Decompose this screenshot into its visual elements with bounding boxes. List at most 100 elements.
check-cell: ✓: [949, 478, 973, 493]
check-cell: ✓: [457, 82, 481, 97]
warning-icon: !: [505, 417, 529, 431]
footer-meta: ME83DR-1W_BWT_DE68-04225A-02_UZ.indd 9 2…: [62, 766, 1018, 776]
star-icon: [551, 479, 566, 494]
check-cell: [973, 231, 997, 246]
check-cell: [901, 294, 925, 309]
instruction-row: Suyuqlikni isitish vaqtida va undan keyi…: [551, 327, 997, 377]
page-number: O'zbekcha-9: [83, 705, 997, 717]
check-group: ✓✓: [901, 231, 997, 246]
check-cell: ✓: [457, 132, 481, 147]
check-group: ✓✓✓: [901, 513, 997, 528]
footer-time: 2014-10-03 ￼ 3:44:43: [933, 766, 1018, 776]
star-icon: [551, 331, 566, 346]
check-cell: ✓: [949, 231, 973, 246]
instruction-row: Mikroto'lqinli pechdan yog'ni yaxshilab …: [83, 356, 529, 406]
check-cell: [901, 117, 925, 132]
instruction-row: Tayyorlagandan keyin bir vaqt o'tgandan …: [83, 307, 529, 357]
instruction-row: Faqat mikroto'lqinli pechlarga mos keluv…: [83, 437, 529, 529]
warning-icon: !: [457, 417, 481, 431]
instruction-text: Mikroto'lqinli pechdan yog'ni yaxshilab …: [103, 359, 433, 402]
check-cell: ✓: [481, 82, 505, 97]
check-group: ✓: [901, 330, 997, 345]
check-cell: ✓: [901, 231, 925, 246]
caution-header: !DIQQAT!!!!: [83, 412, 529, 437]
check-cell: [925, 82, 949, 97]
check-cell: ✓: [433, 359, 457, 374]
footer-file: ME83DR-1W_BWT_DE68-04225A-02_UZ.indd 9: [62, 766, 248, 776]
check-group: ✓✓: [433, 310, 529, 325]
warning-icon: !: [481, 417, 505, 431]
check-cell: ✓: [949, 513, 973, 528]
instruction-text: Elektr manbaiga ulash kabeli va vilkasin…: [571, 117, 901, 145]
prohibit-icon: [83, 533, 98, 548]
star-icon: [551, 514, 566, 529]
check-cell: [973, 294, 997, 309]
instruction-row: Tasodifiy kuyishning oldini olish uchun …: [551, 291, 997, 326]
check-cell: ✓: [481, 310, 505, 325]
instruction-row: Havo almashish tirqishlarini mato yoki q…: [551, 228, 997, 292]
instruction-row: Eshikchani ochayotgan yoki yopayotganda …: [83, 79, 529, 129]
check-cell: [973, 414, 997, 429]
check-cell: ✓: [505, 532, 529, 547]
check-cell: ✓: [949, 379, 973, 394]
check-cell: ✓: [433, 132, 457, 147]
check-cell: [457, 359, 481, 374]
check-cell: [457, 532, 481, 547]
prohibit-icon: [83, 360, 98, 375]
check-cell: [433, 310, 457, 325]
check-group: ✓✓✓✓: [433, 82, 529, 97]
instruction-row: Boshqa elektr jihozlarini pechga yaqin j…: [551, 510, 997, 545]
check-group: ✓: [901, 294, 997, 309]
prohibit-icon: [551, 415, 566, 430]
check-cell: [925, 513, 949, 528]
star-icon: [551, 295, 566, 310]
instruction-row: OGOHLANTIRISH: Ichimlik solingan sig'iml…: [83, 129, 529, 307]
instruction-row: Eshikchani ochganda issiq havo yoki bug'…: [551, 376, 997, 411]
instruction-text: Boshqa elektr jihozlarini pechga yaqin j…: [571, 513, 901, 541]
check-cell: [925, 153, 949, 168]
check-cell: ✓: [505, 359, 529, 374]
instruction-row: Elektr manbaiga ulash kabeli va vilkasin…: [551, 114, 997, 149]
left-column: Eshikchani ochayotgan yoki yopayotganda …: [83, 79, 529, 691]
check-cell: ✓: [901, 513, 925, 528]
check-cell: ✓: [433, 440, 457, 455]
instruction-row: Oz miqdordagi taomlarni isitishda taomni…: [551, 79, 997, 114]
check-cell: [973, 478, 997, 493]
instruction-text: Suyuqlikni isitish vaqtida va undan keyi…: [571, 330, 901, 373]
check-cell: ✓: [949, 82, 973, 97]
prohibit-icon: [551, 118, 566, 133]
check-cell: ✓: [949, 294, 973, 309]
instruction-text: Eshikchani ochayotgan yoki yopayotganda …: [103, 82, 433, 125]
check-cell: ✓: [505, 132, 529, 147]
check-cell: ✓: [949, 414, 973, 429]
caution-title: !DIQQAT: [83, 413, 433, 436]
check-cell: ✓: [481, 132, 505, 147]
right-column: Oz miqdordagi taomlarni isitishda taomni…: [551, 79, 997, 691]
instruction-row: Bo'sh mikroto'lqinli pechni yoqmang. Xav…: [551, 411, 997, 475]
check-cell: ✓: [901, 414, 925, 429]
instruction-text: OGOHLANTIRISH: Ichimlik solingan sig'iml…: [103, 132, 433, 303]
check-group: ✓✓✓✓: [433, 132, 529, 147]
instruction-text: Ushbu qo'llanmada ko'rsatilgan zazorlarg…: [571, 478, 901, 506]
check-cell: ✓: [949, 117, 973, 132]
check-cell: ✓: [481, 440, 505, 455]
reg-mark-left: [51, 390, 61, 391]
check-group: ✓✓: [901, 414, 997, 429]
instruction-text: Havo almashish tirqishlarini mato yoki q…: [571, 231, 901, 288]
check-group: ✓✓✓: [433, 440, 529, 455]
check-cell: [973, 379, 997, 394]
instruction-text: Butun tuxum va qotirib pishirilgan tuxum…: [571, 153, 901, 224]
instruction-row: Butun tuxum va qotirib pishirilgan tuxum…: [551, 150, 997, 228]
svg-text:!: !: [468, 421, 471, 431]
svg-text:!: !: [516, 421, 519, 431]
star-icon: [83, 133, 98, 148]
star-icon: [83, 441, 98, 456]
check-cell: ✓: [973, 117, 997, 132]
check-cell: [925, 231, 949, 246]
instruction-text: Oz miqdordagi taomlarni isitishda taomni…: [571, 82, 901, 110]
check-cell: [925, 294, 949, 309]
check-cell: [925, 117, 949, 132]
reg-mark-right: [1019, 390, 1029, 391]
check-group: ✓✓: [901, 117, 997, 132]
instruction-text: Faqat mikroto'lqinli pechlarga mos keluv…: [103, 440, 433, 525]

==========

**Problem details**:
Count the lines in the records above that contain the string "ochayotgan", treating uppercase and lowercase letters as different, and reply with only that number.

**Written solution**:
3